▶ Record extracts

_ _ _

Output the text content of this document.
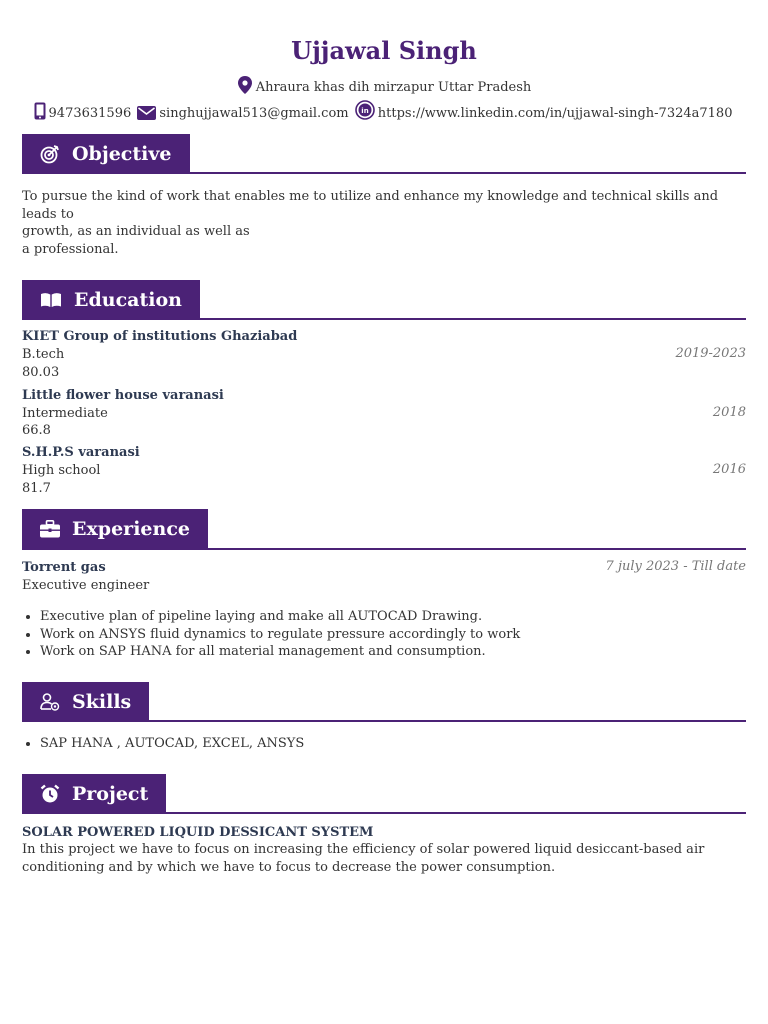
Ujjawal Singh
Ahraura khas dih mirzapur Uttar Pradesh
9473631596 singhujjawal513@gmail.com in https://www.linkedin.com/in/ujjawal-singh-7324a7180
Objective
To pursue the kind of work that enables me to utilize and enhance my knowledge and technical skills and leads to
growth, as an individual as well as
a professional.
Education
KIET Group of institutions Ghaziabad
B.tech	2019-2023
80.03
Little flower house varanasi
Intermediate	2018
66.8
S.H.P.S varanasi
High school	2016
81.7
Experience
Torrent gas	7 july 2023 - Till date
Executive engineer
• Executive plan of pipeline laying and make all AUTOCAD Drawing.
• Work on ANSYS fluid dynamics to regulate pressure accordingly to work
• Work on SAP HANA for all material management and consumption.
Skills
• SAP HANA , AUTOCAD, EXCEL, ANSYS
Project
SOLAR POWERED LIQUID DESSICANT SYSTEM
In this project we have to focus on increasing the efficiency of solar powered liquid desiccant-based air
conditioning and by which we have to focus to decrease the power consumption.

_ _ _

▶ Task description
Write out every line of the preceding listing that contains "varanasi".

▶ Correct response
Little flower house varanasi
S.H.P.S varanasi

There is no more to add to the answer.